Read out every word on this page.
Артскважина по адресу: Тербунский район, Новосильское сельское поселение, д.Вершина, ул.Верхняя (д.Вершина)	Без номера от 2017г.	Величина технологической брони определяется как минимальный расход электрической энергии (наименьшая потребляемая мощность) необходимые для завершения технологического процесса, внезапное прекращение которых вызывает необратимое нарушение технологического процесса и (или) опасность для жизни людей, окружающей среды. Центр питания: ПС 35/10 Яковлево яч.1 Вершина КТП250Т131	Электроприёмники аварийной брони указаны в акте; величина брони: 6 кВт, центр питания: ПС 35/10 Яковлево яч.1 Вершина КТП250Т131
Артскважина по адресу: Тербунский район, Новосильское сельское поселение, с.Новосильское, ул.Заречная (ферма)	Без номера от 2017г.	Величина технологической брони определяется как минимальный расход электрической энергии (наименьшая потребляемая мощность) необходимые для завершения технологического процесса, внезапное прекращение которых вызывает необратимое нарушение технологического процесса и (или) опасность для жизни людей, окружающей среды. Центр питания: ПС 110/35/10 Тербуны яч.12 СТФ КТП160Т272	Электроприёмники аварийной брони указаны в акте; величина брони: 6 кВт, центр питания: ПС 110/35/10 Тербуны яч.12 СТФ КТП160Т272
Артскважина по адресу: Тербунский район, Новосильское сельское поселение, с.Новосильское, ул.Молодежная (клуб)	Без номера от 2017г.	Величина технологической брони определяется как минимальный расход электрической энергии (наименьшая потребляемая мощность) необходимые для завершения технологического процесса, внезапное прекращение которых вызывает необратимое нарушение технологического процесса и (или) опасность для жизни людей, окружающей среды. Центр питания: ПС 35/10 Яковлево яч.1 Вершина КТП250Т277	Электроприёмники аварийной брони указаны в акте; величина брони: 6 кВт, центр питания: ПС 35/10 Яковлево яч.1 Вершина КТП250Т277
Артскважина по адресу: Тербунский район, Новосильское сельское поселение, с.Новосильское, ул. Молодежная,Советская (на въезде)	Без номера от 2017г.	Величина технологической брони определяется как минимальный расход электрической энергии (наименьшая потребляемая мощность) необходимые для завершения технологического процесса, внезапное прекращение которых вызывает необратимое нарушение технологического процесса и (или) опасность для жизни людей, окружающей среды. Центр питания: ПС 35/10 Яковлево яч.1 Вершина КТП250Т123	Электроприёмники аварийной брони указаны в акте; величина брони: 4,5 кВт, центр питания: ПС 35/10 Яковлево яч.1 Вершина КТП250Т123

EXERCISE
Retype the material in full. Each word must match.

CORRECT ANSWER
Read out every word on this page.
Артскважина по адресу: Тербунский район, Новосильское сельское поселение, д.Вершина, ул.Верхняя (д.Вершина)	Без номера от 2017г.	Величина технологической брони определяется как минимальный расход электрической энергии (наименьшая потребляемая мощность) необходимые для завершения технологического процесса, внезапное прекращение которых вызывает необратимое нарушение технологического процесса и (или) опасность для жизни людей, окружающей среды. Центр питания: ПС 35/10 Яковлево яч.1 Вершина КТП250Т131	Электроприёмники аварийной брони указаны в акте; величина брони: 6 кВт, центр питания: ПС 35/10 Яковлево яч.1 Вершина КТП250Т131
Артскважина по адресу: Тербунский район, Новосильское сельское поселение, с.Новосильское, ул.Заречная (ферма)	Без номера от 2017г.	Величина технологической брони определяется как минимальный расход электрической энергии (наименьшая потребляемая мощность) необходимые для завершения технологического процесса, внезапное прекращение которых вызывает необратимое нарушение технологического процесса и (или) опасность для жизни людей, окружающей среды. Центр питания: ПС 110/35/10 Тербуны яч.12 СТФ КТП160Т272	Электроприёмники аварийной брони указаны в акте; величина брони: 6 кВт, центр питания: ПС 110/35/10 Тербуны яч.12 СТФ КТП160Т272
Артскважина по адресу: Тербунский район, Новосильское сельское поселение, с.Новосильское, ул.Молодежная (клуб)	Без номера от 2017г.	Величина технологической брони определяется как минимальный расход электрической энергии (наименьшая потребляемая мощность) необходимые для завершения технологического процесса, внезапное прекращение которых вызывает необратимое нарушение технологического процесса и (или) опасность для жизни людей, окружающей среды. Центр питания: ПС 35/10 Яковлево яч.1 Вершина КТП250Т277	Электроприёмники аварийной брони указаны в акте; величина брони: 6 кВт, центр питания: ПС 35/10 Яковлево яч.1 Вершина КТП250Т277
Артскважина по адресу: Тербунский район, Новосильское сельское поселение, с.Новосильское, ул. Молодежная,Советская (на въезде)	Без номера от 2017г.	Величина технологической брони определяется как минимальный расход электрической энергии (наименьшая потребляемая мощность) необходимые для завершения технологического процесса, внезапное прекращение которых вызывает необратимое нарушение технологического процесса и (или) опасность для жизни людей, окружающей среды. Центр питания: ПС 35/10 Яковлево яч.1 Вершина КТП250Т123	Электроприёмники аварийной брони указаны в акте; величина брони: 4,5 кВт, центр питания: ПС 35/10 Яковлево яч.1 Вершина КТП250Т123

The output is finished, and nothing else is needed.